— Document text —
★ ★ ★ ★

- Directed by: Francesco Nuti
- Written by: Ugo Chiti Francesco Nuti Giovanni Veronesi
- Produced by: Mario Cecchi Gori Vittorio Cecchi Gori
- Starring: Francesco Nuti Chiara Caselli Joss Ackland
- Cinematography: Maurizio Calvesi
- Edited by: Sergio Montanari
- Music by: Giovanni Nuti
- Distributed by: Variety Distribution
- Release date: December 22, 1994;
- Running time: 132 minutes
- Country: Italy
- Language: Italian
- Budget: $10 million
- Box office: $2 million (Italy)

= OcchioPinocchio =

OcchioPinocchio (also spelled as Occhio Pinocchio) is a 1994 Italian comedy film directed by Francesco Nuti.

★ ★ ★ ★

— Excerpted records —
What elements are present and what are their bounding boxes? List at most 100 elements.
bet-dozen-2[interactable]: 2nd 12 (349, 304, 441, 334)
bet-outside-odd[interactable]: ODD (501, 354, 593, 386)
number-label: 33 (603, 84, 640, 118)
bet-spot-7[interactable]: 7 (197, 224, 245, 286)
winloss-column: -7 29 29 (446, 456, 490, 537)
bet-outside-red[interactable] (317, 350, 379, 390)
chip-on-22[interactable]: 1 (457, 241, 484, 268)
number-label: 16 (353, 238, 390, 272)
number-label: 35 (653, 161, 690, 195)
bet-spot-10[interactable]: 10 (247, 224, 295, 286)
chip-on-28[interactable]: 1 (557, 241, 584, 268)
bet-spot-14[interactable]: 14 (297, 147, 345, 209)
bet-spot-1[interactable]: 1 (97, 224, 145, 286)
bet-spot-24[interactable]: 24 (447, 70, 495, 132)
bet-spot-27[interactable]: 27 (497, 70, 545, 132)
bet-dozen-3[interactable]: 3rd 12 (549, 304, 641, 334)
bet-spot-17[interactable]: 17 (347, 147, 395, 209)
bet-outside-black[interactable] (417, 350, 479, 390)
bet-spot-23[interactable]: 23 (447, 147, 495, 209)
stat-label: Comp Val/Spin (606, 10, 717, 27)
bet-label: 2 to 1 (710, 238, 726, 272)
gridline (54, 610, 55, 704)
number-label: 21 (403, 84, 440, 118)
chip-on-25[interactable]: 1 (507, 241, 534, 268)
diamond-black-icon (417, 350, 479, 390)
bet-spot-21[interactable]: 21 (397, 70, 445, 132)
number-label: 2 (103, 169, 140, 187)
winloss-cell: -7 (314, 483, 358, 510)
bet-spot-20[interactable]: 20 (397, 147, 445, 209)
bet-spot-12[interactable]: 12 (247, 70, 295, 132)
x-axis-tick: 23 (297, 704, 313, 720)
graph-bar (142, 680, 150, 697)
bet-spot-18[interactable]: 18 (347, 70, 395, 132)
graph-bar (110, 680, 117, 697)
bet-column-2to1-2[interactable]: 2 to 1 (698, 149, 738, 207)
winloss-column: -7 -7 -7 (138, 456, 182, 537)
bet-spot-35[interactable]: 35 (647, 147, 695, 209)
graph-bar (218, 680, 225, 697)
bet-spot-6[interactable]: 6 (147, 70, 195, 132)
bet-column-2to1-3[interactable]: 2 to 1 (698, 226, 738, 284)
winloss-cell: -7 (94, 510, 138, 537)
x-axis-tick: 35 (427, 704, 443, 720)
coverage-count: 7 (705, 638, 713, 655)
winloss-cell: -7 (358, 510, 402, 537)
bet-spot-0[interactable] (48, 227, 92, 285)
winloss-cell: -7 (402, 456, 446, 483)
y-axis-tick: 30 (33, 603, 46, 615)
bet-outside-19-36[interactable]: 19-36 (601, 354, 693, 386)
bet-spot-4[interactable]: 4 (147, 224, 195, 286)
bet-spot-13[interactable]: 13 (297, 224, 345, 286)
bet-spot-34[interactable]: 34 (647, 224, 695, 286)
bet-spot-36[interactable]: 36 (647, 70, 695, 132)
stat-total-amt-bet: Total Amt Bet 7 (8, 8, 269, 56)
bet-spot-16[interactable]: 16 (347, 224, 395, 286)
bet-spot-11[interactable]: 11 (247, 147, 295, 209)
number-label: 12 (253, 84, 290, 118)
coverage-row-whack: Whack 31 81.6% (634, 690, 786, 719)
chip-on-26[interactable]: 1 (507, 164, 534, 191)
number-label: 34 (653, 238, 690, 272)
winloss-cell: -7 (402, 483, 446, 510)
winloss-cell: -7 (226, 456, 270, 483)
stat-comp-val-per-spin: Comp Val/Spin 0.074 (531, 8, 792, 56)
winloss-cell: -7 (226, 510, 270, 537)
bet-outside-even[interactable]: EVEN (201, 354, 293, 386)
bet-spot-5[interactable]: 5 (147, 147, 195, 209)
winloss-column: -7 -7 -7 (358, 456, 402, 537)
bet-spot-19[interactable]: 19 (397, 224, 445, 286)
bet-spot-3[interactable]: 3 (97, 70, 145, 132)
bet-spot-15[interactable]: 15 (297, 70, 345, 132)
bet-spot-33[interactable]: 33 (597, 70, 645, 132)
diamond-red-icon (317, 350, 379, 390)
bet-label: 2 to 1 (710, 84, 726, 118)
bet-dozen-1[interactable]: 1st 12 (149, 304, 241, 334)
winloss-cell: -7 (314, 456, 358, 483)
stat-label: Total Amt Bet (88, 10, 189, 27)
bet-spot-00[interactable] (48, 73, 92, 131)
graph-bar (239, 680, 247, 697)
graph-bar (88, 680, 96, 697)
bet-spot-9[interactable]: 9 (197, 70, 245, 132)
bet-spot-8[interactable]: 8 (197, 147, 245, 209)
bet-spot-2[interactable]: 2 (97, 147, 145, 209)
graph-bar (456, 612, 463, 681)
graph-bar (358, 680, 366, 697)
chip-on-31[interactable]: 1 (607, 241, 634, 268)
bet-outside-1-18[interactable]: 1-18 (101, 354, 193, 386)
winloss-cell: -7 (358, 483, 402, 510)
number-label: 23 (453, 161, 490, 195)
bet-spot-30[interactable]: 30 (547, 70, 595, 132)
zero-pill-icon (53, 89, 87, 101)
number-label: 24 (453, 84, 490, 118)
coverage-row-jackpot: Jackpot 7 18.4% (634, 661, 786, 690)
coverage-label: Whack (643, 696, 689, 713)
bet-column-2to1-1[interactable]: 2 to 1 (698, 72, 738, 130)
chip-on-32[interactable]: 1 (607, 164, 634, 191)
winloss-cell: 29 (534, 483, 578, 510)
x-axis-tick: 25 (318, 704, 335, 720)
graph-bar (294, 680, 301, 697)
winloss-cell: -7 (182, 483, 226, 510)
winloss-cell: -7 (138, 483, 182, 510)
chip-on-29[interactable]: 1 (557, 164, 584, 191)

★ ★ ★ ★

— Required work —
• a. According to the OcchioPinocchio film text, who wrote the music?
• b. Repeat the OcchioPinocchio film text from "- Directed by: Francesco" to "office: $2 million (Italy)".
• c. Write what comes next in the text about the film OcchioPinocchio, picking up after its last sentence.
You won't need the records for any of this.

— Answers to the problems —
• a. Giovanni Nuti

• b.
- Directed by: Francesco Nuti
- Written by: Ugo Chiti Francesco Nuti Giovanni Veronesi
- Produced by: Mario Cecchi Gori Vittorio Cecchi Gori
- Starring: Francesco Nuti Chiara Caselli Joss Ackland
- Cinematography: Maurizio Calvesi
- Edited by: Sergio Montanari
- Music by: Giovanni Nuti
- Distributed by: Variety Distribution
- Release date: December 22, 1994;
- Running time: 132 minutes
- Country: Italy
- Language: Italian
- Budget: $10 million
- Box office: $2 million (Italy)

• c.
==Cast==
- Francesco Nuti as Pinocchio/Leonardo
- Chiara Caselli as Lucy Light
- Joss Ackland as Brando Della Valle
- Victor Cavallo as the hospice manager
- Charles Simon as the lawyer
- Leon Askin as the psychiatrist
- Mel Berger as Gatto
- Jacques Dacqmine as the chief of police
- Pina Cei as Colomba
- Novello Novelli as Segugio

==Reception==
The film underperformed compared to its budget and grossed $2 million against its $10 million budget.